- [Passage provided]:
====================

Either way, the cake is a lie.
What happened when AMD released the Phenom? Lots of thunder and noise, signifying nothing. If I remember correctly, they were pretty quite on the Fusion launch.
I do not think this a bad move by AMD. A lot of people were expectig the 6970 to have 1920 SPs we saw how that turned out. All the hype and nothing came of that ad many people were disapointed. At least now with no rumors going around saying this will rock the Core i7 990x will not cause a lot of hype as was going on with the Agena launch. IMO AMD is doing a great job on keeping down the leaks as seen with the launch of the 6900 series.
yeah your right xBanzai89> overhyper kill all their marketing work ...
The only thing i'm pretty sure, without 2600k performance at least, i'm not going to buy anything. ;)
I am pretty sure AMD is trying to keep competitors in the dark by keeping their BD a secret, it's a common business practice and it works. I am worried about whether its as fast as SB clock per clock. I am very itching to upgrading, and hope it was worth the wait.

====================

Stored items
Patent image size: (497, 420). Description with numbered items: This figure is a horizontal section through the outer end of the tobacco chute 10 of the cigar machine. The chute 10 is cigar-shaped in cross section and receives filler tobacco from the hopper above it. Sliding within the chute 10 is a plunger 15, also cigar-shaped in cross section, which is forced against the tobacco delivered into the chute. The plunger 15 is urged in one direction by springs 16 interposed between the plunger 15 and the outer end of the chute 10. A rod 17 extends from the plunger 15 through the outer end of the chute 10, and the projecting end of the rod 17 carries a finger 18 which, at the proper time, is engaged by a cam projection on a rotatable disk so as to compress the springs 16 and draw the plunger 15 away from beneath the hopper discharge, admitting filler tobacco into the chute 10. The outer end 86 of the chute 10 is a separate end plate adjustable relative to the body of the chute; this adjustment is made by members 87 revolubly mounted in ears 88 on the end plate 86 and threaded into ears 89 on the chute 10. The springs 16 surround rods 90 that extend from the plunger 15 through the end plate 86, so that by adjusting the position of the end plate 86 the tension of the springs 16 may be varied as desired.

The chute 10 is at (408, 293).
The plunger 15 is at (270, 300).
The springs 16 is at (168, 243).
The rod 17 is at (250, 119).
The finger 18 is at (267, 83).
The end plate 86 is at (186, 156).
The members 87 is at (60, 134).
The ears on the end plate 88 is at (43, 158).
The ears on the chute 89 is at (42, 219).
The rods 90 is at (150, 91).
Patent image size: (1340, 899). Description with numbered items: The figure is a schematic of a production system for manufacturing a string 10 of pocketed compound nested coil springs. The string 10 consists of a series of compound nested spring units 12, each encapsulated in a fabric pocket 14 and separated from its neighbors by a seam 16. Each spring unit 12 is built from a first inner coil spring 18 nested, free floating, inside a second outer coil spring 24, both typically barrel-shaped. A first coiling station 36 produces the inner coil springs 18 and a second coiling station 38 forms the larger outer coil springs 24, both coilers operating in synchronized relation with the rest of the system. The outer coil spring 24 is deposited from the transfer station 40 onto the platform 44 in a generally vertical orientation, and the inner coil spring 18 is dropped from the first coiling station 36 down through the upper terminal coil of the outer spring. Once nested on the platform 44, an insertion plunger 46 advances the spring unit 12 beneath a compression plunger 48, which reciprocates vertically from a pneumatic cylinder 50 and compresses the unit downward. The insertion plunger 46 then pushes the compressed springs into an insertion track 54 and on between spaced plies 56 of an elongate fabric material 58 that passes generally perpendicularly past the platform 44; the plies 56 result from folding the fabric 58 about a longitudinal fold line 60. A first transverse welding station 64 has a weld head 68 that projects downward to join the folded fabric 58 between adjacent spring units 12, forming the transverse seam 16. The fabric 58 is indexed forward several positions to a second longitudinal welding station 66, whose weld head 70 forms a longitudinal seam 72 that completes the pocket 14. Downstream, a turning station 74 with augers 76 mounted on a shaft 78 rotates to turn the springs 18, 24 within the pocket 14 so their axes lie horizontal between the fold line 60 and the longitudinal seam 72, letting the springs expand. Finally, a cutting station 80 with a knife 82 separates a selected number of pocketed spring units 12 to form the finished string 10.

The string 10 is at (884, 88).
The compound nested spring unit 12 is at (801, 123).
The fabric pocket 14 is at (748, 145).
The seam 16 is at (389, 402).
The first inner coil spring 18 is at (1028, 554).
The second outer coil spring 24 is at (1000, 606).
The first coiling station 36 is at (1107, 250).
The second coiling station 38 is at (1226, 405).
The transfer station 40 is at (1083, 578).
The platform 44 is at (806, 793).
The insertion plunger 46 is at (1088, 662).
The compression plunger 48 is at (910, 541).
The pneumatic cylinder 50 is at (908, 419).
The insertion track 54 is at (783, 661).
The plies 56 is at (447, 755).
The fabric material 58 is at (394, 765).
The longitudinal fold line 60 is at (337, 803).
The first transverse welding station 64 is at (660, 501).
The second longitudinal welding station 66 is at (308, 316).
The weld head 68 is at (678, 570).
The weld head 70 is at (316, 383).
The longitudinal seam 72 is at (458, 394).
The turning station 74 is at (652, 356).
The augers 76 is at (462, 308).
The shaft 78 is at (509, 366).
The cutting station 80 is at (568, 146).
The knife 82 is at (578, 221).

====================

- [To do]: Please answer from the forum thread: according to it, how many SPs were many people expecting the 6970 to have?

- [Solution to this task]: 1920 SPs.